Rumour: Michael Ledeen is dead
In a particularly witty obituary, Jon Swift reports that:
According to a confidential source, Michael Ledeen, Pajamas Media's supreme pundit, is dead. Apparently he was not well for some time. I have not been able to get any independent confirmation of what my source is telling me, but I have decided to go ahead with this story anyway because, after all, that is what Ledeen would have wanted me to do.
Sadly, Ledeen did not live to see his greatest scoop vindicated: his report that the Iranian leader Ayatollah Ali Khamenei was dead. Or if he hadn't actually died, was dying. If not right at the moment, then eventually. Iran denied the report, dismissing it as "Internet rumors," and even Michelle Malkin, who is a bit of a stickler for verifying rumors before she prints them, said, "This is either going to be a two-ton feather in Pajamas's cap or a major embarrassment." Even after pictures surfaced of Khamenei (which may have been of an imposter! Or Photoshopped!) making an appearance in public, Ledeen stuck to his guns. His last post on January 10 reported the death of Carlo Ponti, who is, in fact, dead.

WHAT YOU SHOULD DO » Revise the passage about the Ledeen rumor by reproducing it between "Sadly, Ledeen did" and "in fact, dead.", inclusive, with "Sadly" replaced by "Unfortunately".

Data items
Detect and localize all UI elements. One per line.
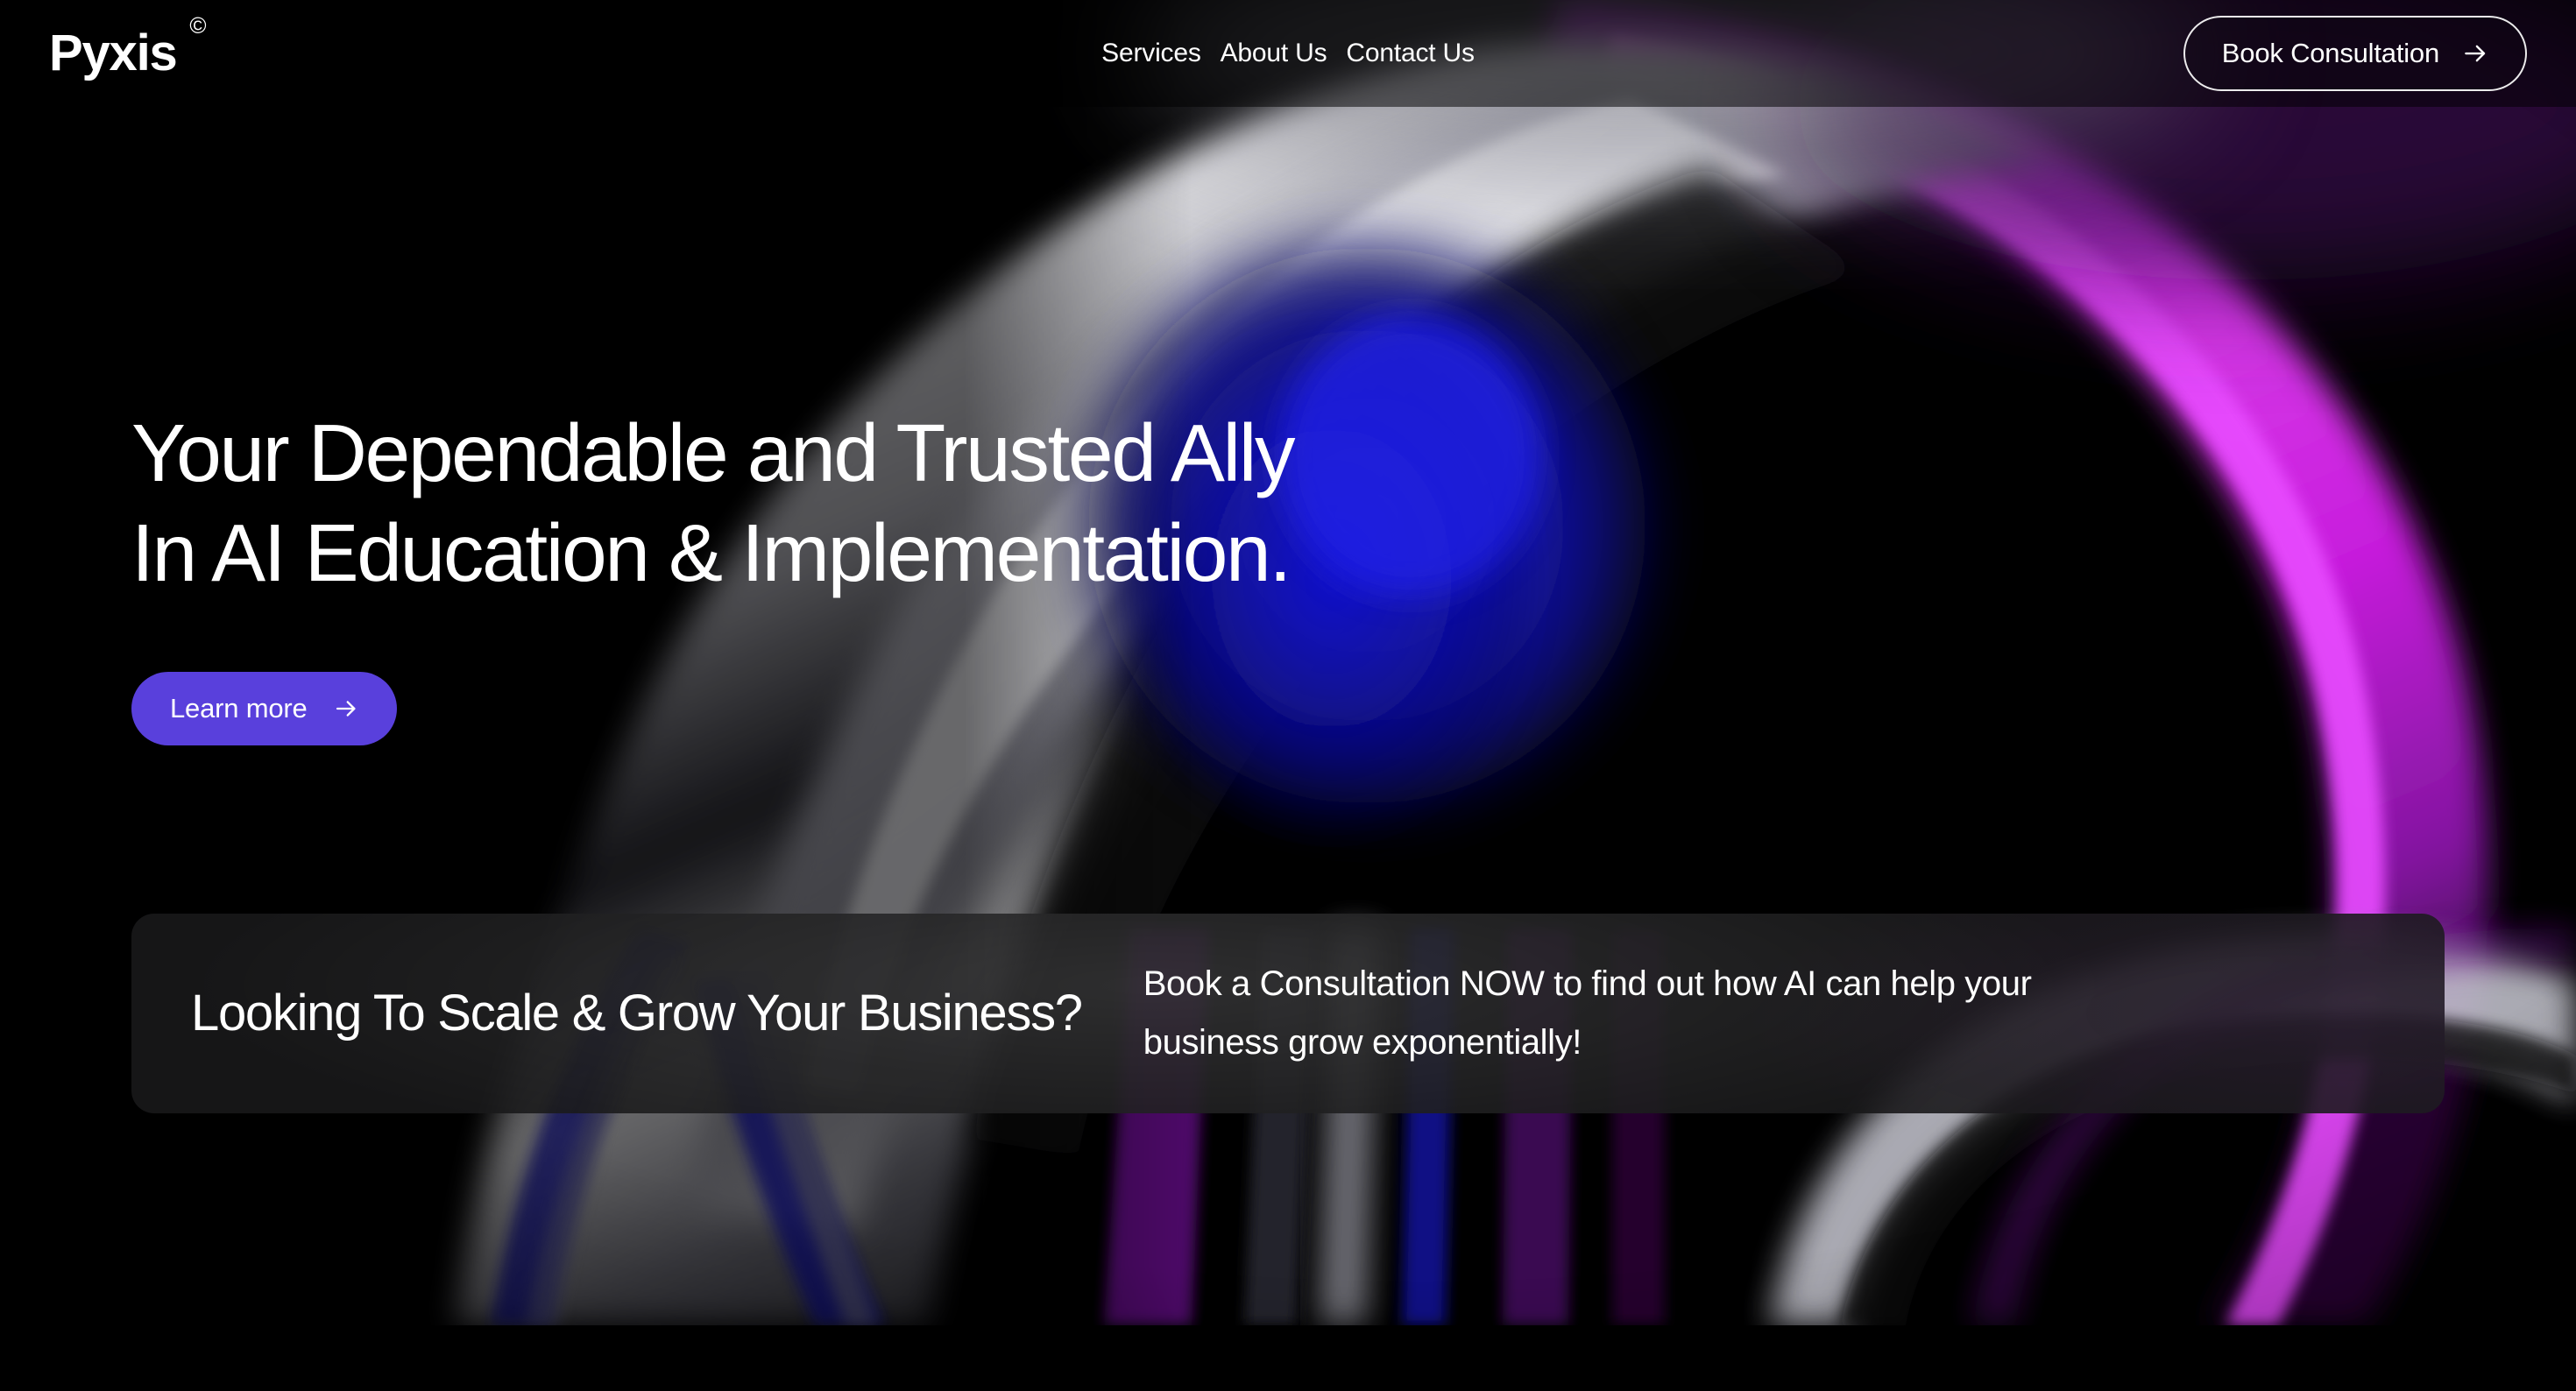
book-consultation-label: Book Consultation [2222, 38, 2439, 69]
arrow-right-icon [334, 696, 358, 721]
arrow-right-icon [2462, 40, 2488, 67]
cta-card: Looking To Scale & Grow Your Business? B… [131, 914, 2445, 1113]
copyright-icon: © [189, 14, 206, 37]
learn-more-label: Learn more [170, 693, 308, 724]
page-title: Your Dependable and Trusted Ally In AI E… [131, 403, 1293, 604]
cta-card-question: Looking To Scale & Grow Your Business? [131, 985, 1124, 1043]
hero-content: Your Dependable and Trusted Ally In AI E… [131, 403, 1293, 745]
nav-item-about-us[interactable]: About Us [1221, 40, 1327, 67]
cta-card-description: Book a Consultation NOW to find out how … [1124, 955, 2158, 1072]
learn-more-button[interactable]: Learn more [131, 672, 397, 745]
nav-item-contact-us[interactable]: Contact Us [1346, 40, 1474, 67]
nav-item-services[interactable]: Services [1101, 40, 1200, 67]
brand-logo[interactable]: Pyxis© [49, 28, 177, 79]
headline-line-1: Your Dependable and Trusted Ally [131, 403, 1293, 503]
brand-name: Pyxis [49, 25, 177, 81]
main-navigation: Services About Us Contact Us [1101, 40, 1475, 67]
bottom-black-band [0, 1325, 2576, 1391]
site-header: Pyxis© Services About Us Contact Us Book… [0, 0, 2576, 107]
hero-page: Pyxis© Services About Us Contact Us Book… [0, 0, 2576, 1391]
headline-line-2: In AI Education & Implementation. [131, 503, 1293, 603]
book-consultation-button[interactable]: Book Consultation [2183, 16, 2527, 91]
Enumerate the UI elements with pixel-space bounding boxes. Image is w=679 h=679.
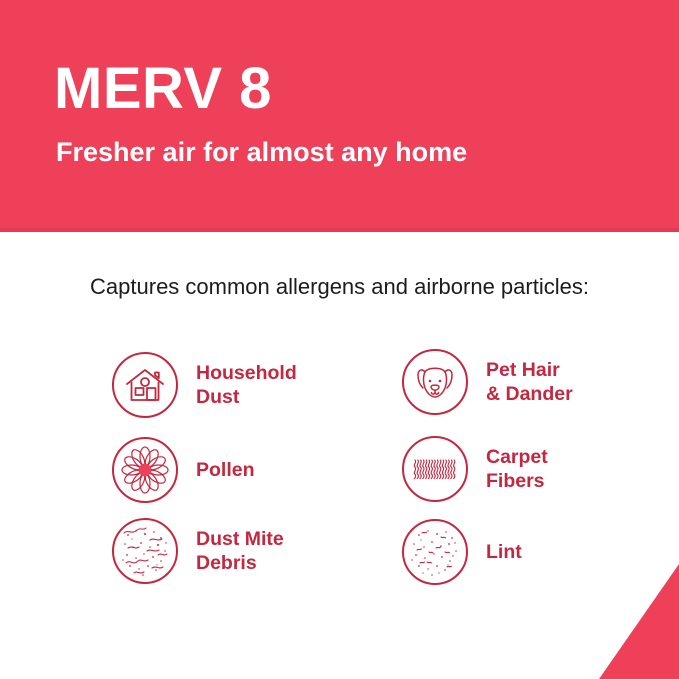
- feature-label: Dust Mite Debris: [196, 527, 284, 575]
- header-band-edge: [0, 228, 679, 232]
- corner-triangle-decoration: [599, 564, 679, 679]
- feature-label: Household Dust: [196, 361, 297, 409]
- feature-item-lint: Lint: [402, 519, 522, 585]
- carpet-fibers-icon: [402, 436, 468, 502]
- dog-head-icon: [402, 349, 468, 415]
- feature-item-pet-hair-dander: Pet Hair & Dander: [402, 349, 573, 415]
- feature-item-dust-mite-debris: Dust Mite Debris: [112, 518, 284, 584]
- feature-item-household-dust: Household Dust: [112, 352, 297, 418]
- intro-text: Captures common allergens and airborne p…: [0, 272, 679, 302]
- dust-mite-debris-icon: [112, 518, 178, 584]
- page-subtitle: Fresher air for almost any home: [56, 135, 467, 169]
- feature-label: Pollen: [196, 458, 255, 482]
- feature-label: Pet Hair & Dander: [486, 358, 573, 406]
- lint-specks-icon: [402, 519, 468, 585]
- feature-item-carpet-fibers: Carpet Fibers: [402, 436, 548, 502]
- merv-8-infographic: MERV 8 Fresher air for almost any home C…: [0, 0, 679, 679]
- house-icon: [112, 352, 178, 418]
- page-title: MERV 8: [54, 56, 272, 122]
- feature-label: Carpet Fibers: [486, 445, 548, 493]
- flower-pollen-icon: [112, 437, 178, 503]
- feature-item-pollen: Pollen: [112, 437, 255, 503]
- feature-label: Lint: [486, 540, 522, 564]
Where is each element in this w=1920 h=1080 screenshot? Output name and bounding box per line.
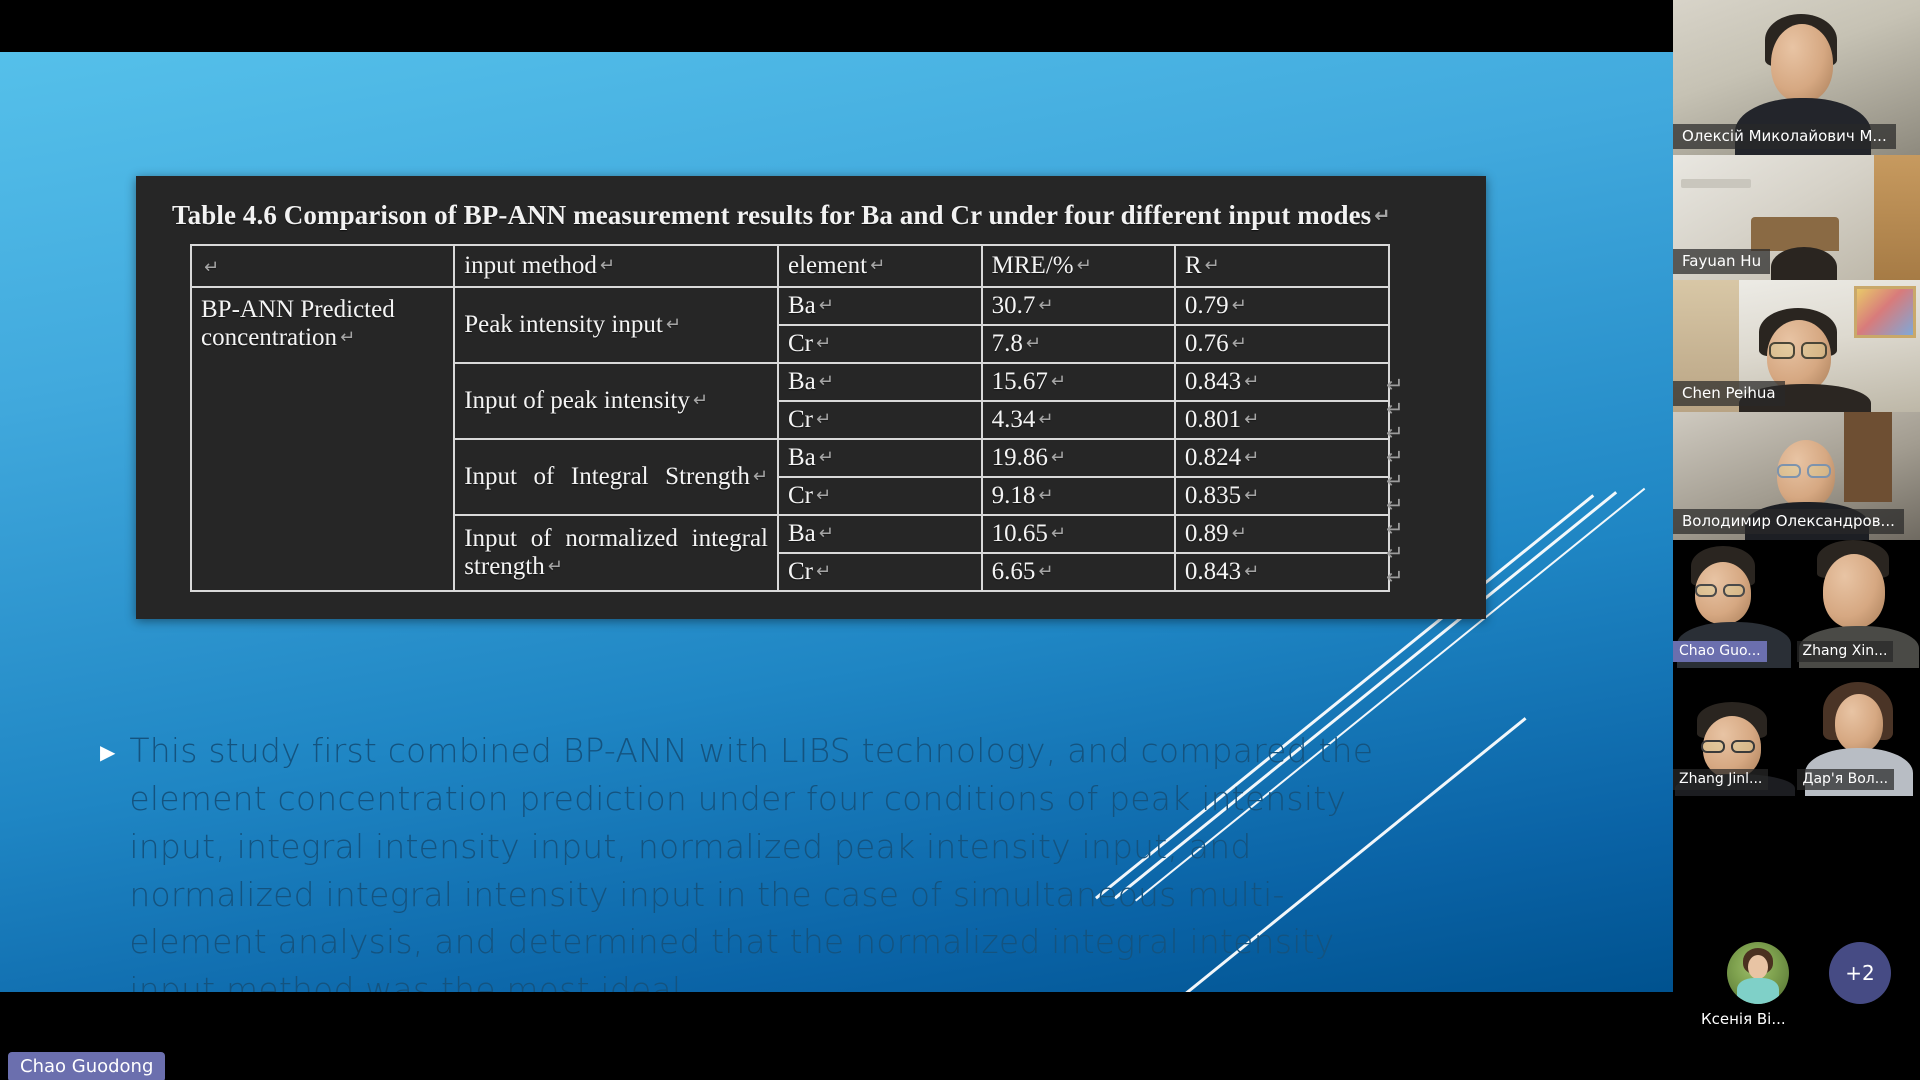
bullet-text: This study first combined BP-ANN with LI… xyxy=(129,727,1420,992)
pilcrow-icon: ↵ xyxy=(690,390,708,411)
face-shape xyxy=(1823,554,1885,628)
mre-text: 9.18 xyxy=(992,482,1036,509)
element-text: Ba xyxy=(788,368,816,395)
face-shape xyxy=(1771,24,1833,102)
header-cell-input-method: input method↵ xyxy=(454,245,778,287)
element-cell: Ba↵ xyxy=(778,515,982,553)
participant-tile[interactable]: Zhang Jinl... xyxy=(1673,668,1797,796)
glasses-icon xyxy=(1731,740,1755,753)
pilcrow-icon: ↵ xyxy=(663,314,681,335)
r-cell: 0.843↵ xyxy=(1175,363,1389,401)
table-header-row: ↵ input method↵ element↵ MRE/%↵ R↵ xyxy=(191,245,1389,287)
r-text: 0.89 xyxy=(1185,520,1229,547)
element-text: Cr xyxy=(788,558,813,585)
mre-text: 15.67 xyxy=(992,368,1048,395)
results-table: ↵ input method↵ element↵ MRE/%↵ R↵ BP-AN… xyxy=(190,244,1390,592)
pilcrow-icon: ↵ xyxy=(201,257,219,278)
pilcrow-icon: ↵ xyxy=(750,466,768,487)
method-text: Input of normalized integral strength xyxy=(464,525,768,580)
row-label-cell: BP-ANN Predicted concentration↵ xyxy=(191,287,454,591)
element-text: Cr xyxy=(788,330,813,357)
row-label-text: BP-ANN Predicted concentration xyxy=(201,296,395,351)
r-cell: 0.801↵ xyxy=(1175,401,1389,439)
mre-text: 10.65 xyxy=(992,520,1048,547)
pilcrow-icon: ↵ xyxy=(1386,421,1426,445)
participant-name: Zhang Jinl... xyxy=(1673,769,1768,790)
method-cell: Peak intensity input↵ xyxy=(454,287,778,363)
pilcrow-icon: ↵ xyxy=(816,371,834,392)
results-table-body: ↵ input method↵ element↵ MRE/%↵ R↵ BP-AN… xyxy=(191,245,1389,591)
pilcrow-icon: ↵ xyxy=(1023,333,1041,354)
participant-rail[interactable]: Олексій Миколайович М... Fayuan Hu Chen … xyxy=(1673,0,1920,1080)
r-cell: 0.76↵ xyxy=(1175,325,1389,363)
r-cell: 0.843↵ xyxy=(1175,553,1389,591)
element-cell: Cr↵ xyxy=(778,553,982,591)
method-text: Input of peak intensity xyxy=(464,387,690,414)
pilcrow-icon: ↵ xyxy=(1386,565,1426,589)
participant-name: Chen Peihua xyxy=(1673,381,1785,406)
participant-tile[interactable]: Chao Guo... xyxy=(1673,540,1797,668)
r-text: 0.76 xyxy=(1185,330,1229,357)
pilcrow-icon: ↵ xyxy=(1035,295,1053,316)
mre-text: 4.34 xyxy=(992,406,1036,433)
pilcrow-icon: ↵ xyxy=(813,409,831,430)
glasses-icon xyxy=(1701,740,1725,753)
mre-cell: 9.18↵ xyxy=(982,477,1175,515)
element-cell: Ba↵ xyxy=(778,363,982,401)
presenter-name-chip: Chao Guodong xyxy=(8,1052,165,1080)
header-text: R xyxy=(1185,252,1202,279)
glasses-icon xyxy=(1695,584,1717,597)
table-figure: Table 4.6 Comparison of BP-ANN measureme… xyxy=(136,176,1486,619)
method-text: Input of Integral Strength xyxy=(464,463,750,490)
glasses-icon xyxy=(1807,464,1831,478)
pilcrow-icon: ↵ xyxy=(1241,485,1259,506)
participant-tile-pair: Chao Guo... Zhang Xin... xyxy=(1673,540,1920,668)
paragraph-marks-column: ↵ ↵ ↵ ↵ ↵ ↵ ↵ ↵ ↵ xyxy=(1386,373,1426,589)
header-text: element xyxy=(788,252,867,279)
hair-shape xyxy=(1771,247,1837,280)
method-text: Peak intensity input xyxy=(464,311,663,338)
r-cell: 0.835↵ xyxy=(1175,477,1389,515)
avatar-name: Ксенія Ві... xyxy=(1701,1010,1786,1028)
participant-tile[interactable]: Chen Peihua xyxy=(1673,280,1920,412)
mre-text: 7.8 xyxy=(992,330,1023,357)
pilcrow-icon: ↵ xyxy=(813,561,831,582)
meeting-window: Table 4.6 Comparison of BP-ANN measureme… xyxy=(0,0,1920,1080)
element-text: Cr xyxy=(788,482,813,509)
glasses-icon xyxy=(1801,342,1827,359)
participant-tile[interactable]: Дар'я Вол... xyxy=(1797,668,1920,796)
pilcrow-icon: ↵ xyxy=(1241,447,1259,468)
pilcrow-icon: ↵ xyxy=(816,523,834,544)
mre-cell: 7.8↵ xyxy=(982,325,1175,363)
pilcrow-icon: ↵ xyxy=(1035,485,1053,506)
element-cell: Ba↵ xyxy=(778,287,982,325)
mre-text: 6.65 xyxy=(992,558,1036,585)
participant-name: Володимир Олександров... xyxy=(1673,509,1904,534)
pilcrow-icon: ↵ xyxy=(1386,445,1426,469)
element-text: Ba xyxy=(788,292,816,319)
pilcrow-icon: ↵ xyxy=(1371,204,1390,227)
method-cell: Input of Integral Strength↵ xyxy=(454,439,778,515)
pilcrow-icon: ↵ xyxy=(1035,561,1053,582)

SOLUTION FOR THIS EXERCISE »
Unfortunately, Ledeen did not live to see his greatest scoop vindicated: his report that the Iranian leader Ayatollah Ali Khamenei was dead. Or if he hadn't actually died, was dying. If not right at the moment, then eventually. Iran denied the report, dismissing it as "Internet rumors," and even Michelle Malkin, who is a bit of a stickler for verifying rumors before she prints them, said, "This is either going to be a two-ton feather in Pajamas's cap or a major embarrassment." Even after pictures surfaced of Khamenei (which may have been of an imposter! Or Photoshopped!) making an appearance in public, Ledeen stuck to his guns. His last post on January 10 reported the death of Carlo Ponti, who is, in fact, dead.